=== Input data ===

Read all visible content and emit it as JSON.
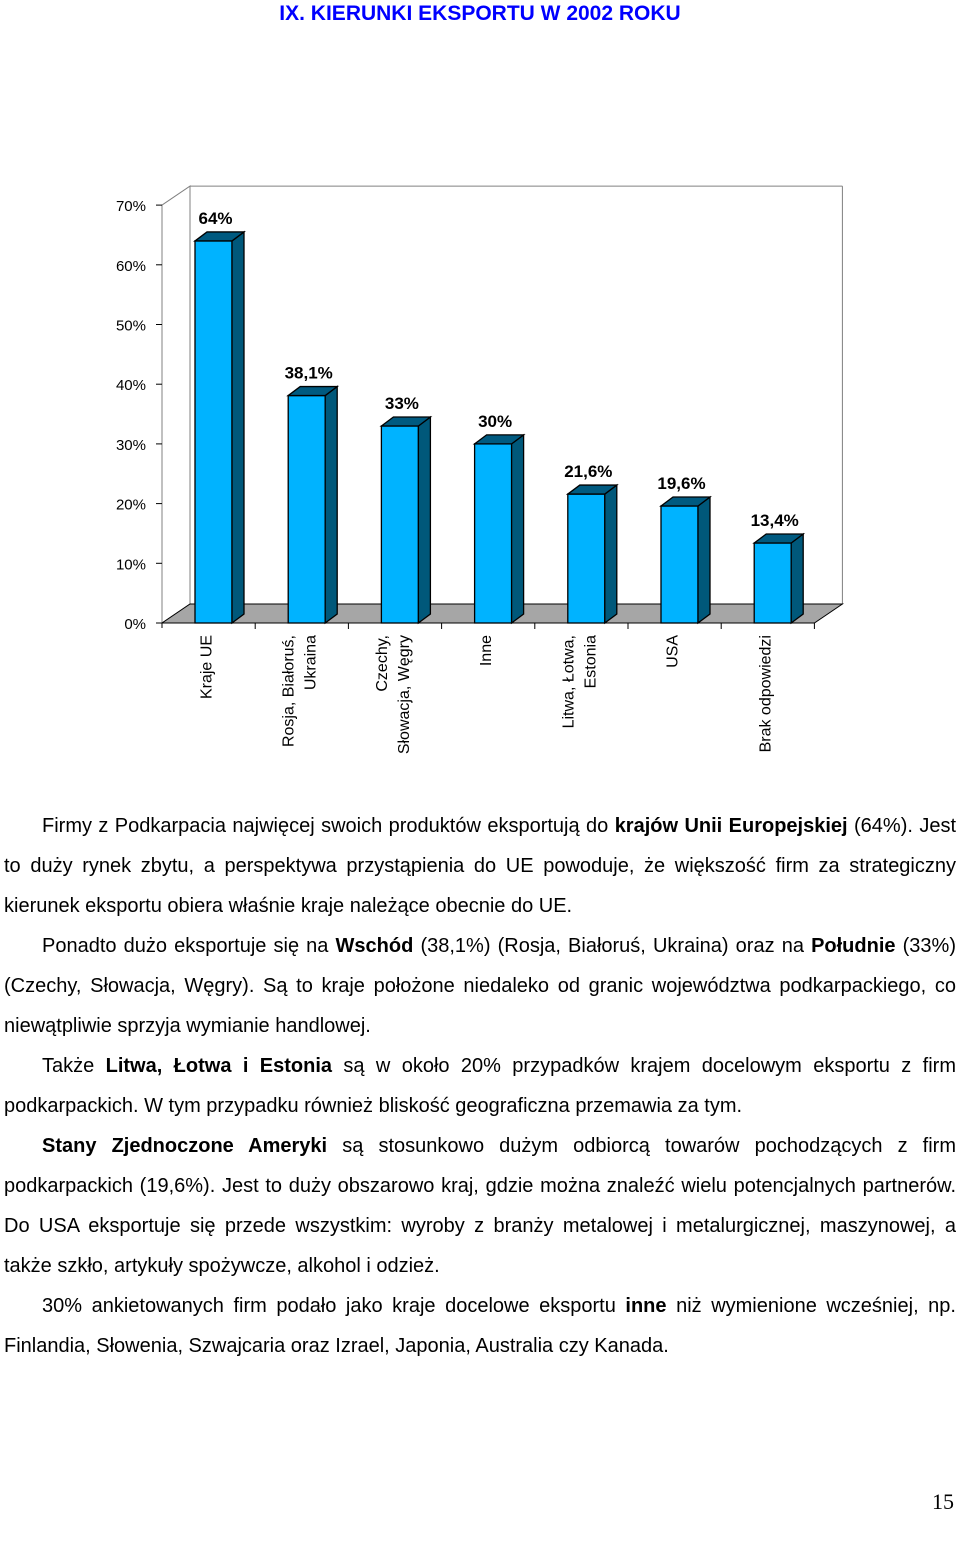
{
  "page": {
    "title": "IX. KIERUNKI EKSPORTU W 2002 ROKU",
    "page_number": "15"
  },
  "colors": {
    "title": "#0000ff",
    "bar_front": "#00b3ff",
    "bar_side": "#00587a",
    "bar_top": "#005a80",
    "floor": "#a6a6a6"
  },
  "chart_data": {
    "type": "bar",
    "categories": [
      "Kraje UE",
      "Rosja, Białoruś, Ukraina",
      "Czechy, Słowacja, Węgry",
      "Inne",
      "Litwa, Łotwa, Estonia",
      "USA",
      "Brak odpowiedzi"
    ],
    "category_lines": [
      [
        "Kraje UE"
      ],
      [
        "Rosja, Białoruś,",
        "Ukraina"
      ],
      [
        "Czechy,",
        "Słowacja, Węgry"
      ],
      [
        "Inne"
      ],
      [
        "Litwa, Łotwa,",
        "Estonia"
      ],
      [
        "USA"
      ],
      [
        "Brak odpowiedzi"
      ]
    ],
    "values": [
      64,
      38.1,
      33,
      30,
      21.6,
      19.6,
      13.4
    ],
    "data_labels": [
      "64%",
      "38,1%",
      "33%",
      "30%",
      "21,6%",
      "19,6%",
      "13,4%"
    ],
    "ylim": [
      0,
      70
    ],
    "yticks": [
      "0%",
      "10%",
      "20%",
      "30%",
      "40%",
      "50%",
      "60%",
      "70%"
    ],
    "grid": false,
    "legend": "none",
    "style": "3d-column"
  },
  "paragraphs": [
    [
      {
        "t": "Firmy z Podkarpacia najwięcej swoich produktów eksportują do "
      },
      {
        "t": "krajów Unii Europejskiej",
        "b": true
      },
      {
        "t": " (64%). Jest to duży rynek zbytu, a perspektywa przystąpienia do UE powoduje, że większość firm za strategiczny kierunek eksportu obiera właśnie kraje należące obecnie do UE."
      }
    ],
    [
      {
        "t": "Ponadto dużo eksportuje się na "
      },
      {
        "t": "Wschód",
        "b": true
      },
      {
        "t": " (38,1%) (Rosja, Białoruś, Ukraina) oraz na "
      },
      {
        "t": "Południe",
        "b": true
      },
      {
        "t": " (33%) (Czechy, Słowacja, Węgry). Są to kraje położone niedaleko od granic województwa podkarpackiego, co niewątpliwie sprzyja wymianie handlowej."
      }
    ],
    [
      {
        "t": "Także "
      },
      {
        "t": "Litwa, Łotwa i Estonia",
        "b": true
      },
      {
        "t": " są w około 20% przypadków krajem docelowym eksportu z firm podkarpackich. W tym przypadku również bliskość geograficzna przemawia za tym."
      }
    ],
    [
      {
        "t": "Stany Zjednoczone Ameryki",
        "b": true
      },
      {
        "t": " są stosunkowo dużym odbiorcą towarów pochodzących z firm podkarpackich (19,6%). Jest to duży obszarowo kraj, gdzie można znaleźć wielu potencjalnych partnerów. Do USA eksportuje się przede wszystkim: wyroby z branży metalowej i metalurgicznej, maszynowej, a także szkło, artykuły spożywcze, alkohol i odzież."
      }
    ],
    [
      {
        "t": "30% ankietowanych firm podało jako kraje docelowe eksportu "
      },
      {
        "t": "inne",
        "b": true
      },
      {
        "t": " niż wymienione wcześniej, np. Finlandia, Słowenia, Szwajcaria oraz Izrael, Japonia, Australia czy Kanada."
      }
    ]
  ]
}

===

• _Task to complete_
Quote the material in full and exactly; do not carry over its pictures.

• _Response_
Read all visible content and emit it as JSON.
{
  "page": {
    "title": "IX. KIERUNKI EKSPORTU W 2002 ROKU",
    "page_number": "15"
  },
  "colors": {
    "title": "#0000ff",
    "bar_front": "#00b3ff",
    "bar_side": "#00587a",
    "bar_top": "#005a80",
    "floor": "#a6a6a6"
  },
  "chart_data": {
    "type": "bar",
    "categories": [
      "Kraje UE",
      "Rosja, Białoruś, Ukraina",
      "Czechy, Słowacja, Węgry",
      "Inne",
      "Litwa, Łotwa, Estonia",
      "USA",
      "Brak odpowiedzi"
    ],
    "category_lines": [
      [
        "Kraje UE"
      ],
      [
        "Rosja, Białoruś,",
        "Ukraina"
      ],
      [
        "Czechy,",
        "Słowacja, Węgry"
      ],
      [
        "Inne"
      ],
      [
        "Litwa, Łotwa,",
        "Estonia"
      ],
      [
        "USA"
      ],
      [
        "Brak odpowiedzi"
      ]
    ],
    "values": [
      64,
      38.1,
      33,
      30,
      21.6,
      19.6,
      13.4
    ],
    "data_labels": [
      "64%",
      "38,1%",
      "33%",
      "30%",
      "21,6%",
      "19,6%",
      "13,4%"
    ],
    "ylim": [
      0,
      70
    ],
    "yticks": [
      "0%",
      "10%",
      "20%",
      "30%",
      "40%",
      "50%",
      "60%",
      "70%"
    ],
    "grid": false,
    "legend": "none",
    "style": "3d-column"
  },
  "paragraphs": [
    [
      {
        "t": "Firmy z Podkarpacia najwięcej swoich produktów eksportują do "
      },
      {
        "t": "krajów Unii Europejskiej",
        "b": true
      },
      {
        "t": " (64%). Jest to duży rynek zbytu, a perspektywa przystąpienia do UE powoduje, że większość firm za strategiczny kierunek eksportu obiera właśnie kraje należące obecnie do UE."
      }
    ],
    [
      {
        "t": "Ponadto dużo eksportuje się na "
      },
      {
        "t": "Wschód",
        "b": true
      },
      {
        "t": " (38,1%) (Rosja, Białoruś, Ukraina) oraz na "
      },
      {
        "t": "Południe",
        "b": true
      },
      {
        "t": " (33%) (Czechy, Słowacja, Węgry). Są to kraje położone niedaleko od granic województwa podkarpackiego, co niewątpliwie sprzyja wymianie handlowej."
      }
    ],
    [
      {
        "t": "Także "
      },
      {
        "t": "Litwa, Łotwa i Estonia",
        "b": true
      },
      {
        "t": " są w około 20% przypadków krajem docelowym eksportu z firm podkarpackich. W tym przypadku również bliskość geograficzna przemawia za tym."
      }
    ],
    [
      {
        "t": "Stany Zjednoczone Ameryki",
        "b": true
      },
      {
        "t": " są stosunkowo dużym odbiorcą towarów pochodzących z firm podkarpackich (19,6%). Jest to duży obszarowo kraj, gdzie można znaleźć wielu potencjalnych partnerów. Do USA eksportuje się przede wszystkim: wyroby z branży metalowej i metalurgicznej, maszynowej, a także szkło, artykuły spożywcze, alkohol i odzież."
      }
    ],
    [
      {
        "t": "30% ankietowanych firm podało jako kraje docelowe eksportu "
      },
      {
        "t": "inne",
        "b": true
      },
      {
        "t": " niż wymienione wcześniej, np. Finlandia, Słowenia, Szwajcaria oraz Izrael, Japonia, Australia czy Kanada."
      }
    ]
  ]
}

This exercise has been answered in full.